Items from a data source:

:::

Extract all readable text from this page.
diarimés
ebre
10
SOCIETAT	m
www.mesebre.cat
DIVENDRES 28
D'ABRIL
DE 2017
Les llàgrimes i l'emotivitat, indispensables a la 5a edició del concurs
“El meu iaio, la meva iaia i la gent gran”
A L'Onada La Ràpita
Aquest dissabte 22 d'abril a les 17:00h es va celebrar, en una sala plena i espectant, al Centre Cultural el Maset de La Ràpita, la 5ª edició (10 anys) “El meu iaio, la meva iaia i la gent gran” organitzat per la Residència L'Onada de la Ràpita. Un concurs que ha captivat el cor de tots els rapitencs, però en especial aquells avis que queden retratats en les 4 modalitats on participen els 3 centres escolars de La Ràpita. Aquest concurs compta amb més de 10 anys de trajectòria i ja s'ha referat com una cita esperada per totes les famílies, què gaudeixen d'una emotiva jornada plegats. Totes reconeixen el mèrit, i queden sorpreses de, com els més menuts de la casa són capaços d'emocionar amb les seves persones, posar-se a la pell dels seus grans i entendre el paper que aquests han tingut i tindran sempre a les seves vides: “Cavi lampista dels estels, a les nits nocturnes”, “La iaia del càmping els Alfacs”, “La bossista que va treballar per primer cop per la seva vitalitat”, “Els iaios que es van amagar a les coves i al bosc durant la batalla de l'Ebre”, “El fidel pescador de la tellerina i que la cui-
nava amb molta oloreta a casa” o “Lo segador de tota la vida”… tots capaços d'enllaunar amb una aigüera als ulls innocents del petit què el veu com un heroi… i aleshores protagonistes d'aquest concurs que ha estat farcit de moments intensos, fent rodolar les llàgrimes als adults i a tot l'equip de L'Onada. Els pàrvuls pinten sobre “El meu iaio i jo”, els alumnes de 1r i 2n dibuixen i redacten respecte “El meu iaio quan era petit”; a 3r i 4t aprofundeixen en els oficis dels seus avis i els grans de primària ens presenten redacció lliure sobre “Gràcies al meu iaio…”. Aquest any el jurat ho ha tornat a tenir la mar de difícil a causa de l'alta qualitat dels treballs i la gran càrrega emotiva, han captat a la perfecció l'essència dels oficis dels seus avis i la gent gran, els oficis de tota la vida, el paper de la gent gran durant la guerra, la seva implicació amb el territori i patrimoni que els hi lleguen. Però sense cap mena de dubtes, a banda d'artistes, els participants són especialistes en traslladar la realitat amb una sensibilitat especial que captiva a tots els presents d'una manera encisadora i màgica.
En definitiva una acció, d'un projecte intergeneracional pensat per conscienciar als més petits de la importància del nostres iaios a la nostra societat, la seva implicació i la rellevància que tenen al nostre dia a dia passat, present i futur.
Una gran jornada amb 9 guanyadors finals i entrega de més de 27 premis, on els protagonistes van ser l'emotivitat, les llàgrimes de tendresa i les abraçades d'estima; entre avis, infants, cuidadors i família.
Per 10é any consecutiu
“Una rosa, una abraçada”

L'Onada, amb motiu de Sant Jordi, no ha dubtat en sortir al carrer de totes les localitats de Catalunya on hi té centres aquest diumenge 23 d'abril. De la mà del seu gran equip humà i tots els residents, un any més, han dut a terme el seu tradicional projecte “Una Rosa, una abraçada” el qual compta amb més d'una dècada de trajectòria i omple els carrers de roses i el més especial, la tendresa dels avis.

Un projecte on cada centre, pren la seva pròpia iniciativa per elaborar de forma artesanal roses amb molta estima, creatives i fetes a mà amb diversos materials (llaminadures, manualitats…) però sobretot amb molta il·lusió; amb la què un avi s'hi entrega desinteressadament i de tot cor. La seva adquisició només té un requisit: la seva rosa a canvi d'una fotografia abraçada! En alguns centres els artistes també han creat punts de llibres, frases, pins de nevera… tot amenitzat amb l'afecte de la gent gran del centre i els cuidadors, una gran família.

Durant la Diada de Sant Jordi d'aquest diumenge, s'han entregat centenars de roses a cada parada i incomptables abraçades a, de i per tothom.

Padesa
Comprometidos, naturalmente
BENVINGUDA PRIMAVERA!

:::

▸ SET EXERCISE:
Print out the whole listing exactly as it appears.

▸ WRITTEN SOLUTION:
Extract all readable text from this page.
diarimés
ebre
10
SOCIETAT	m
www.mesebre.cat
DIVENDRES 28
D'ABRIL
DE 2017
Les llàgrimes i l'emotivitat, indispensables a la 5a edició del concurs
“El meu iaio, la meva iaia i la gent gran”
A L'Onada La Ràpita
Aquest dissabte 22 d'abril a les 17:00h es va celebrar, en una sala plena i espectant, al Centre Cultural el Maset de La Ràpita, la 5ª edició (10 anys) “El meu iaio, la meva iaia i la gent gran” organitzat per la Residència L'Onada de la Ràpita. Un concurs que ha captivat el cor de tots els rapitencs, però en especial aquells avis que queden retratats en les 4 modalitats on participen els 3 centres escolars de La Ràpita. Aquest concurs compta amb més de 10 anys de trajectòria i ja s'ha referat com una cita esperada per totes les famílies, què gaudeixen d'una emotiva jornada plegats. Totes reconeixen el mèrit, i queden sorpreses de, com els més menuts de la casa són capaços d'emocionar amb les seves persones, posar-se a la pell dels seus grans i entendre el paper que aquests han tingut i tindran sempre a les seves vides: “Cavi lampista dels estels, a les nits nocturnes”, “La iaia del càmping els Alfacs”, “La bossista que va treballar per primer cop per la seva vitalitat”, “Els iaios que es van amagar a les coves i al bosc durant la batalla de l'Ebre”, “El fidel pescador de la tellerina i que la cui-
nava amb molta oloreta a casa” o “Lo segador de tota la vida”… tots capaços d'enllaunar amb una aigüera als ulls innocents del petit què el veu com un heroi… i aleshores protagonistes d'aquest concurs que ha estat farcit de moments intensos, fent rodolar les llàgrimes als adults i a tot l'equip de L'Onada. Els pàrvuls pinten sobre “El meu iaio i jo”, els alumnes de 1r i 2n dibuixen i redacten respecte “El meu iaio quan era petit”; a 3r i 4t aprofundeixen en els oficis dels seus avis i els grans de primària ens presenten redacció lliure sobre “Gràcies al meu iaio…”. Aquest any el jurat ho ha tornat a tenir la mar de difícil a causa de l'alta qualitat dels treballs i la gran càrrega emotiva, han captat a la perfecció l'essència dels oficis dels seus avis i la gent gran, els oficis de tota la vida, el paper de la gent gran durant la guerra, la seva implicació amb el territori i patrimoni que els hi lleguen. Però sense cap mena de dubtes, a banda d'artistes, els participants són especialistes en traslladar la realitat amb una sensibilitat especial que captiva a tots els presents d'una manera encisadora i màgica.
En definitiva una acció, d'un projecte intergeneracional pensat per conscienciar als més petits de la importància del nostres iaios a la nostra societat, la seva implicació i la rellevància que tenen al nostre dia a dia passat, present i futur.
Una gran jornada amb 9 guanyadors finals i entrega de més de 27 premis, on els protagonistes van ser l'emotivitat, les llàgrimes de tendresa i les abraçades d'estima; entre avis, infants, cuidadors i família.
Per 10é any consecutiu
“Una rosa, una abraçada”

L'Onada, amb motiu de Sant Jordi, no ha dubtat en sortir al carrer de totes les localitats de Catalunya on hi té centres aquest diumenge 23 d'abril. De la mà del seu gran equip humà i tots els residents, un any més, han dut a terme el seu tradicional projecte “Una Rosa, una abraçada” el qual compta amb més d'una dècada de trajectòria i omple els carrers de roses i el més especial, la tendresa dels avis.

Un projecte on cada centre, pren la seva pròpia iniciativa per elaborar de forma artesanal roses amb molta estima, creatives i fetes a mà amb diversos materials (llaminadures, manualitats…) però sobretot amb molta il·lusió; amb la què un avi s'hi entrega desinteressadament i de tot cor. La seva adquisició només té un requisit: la seva rosa a canvi d'una fotografia abraçada! En alguns centres els artistes també han creat punts de llibres, frases, pins de nevera… tot amenitzat amb l'afecte de la gent gran del centre i els cuidadors, una gran família.

Durant la Diada de Sant Jordi d'aquest diumenge, s'han entregat centenars de roses a cada parada i incomptables abraçades a, de i per tothom.

Padesa
Comprometidos, naturalmente
BENVINGUDA PRIMAVERA!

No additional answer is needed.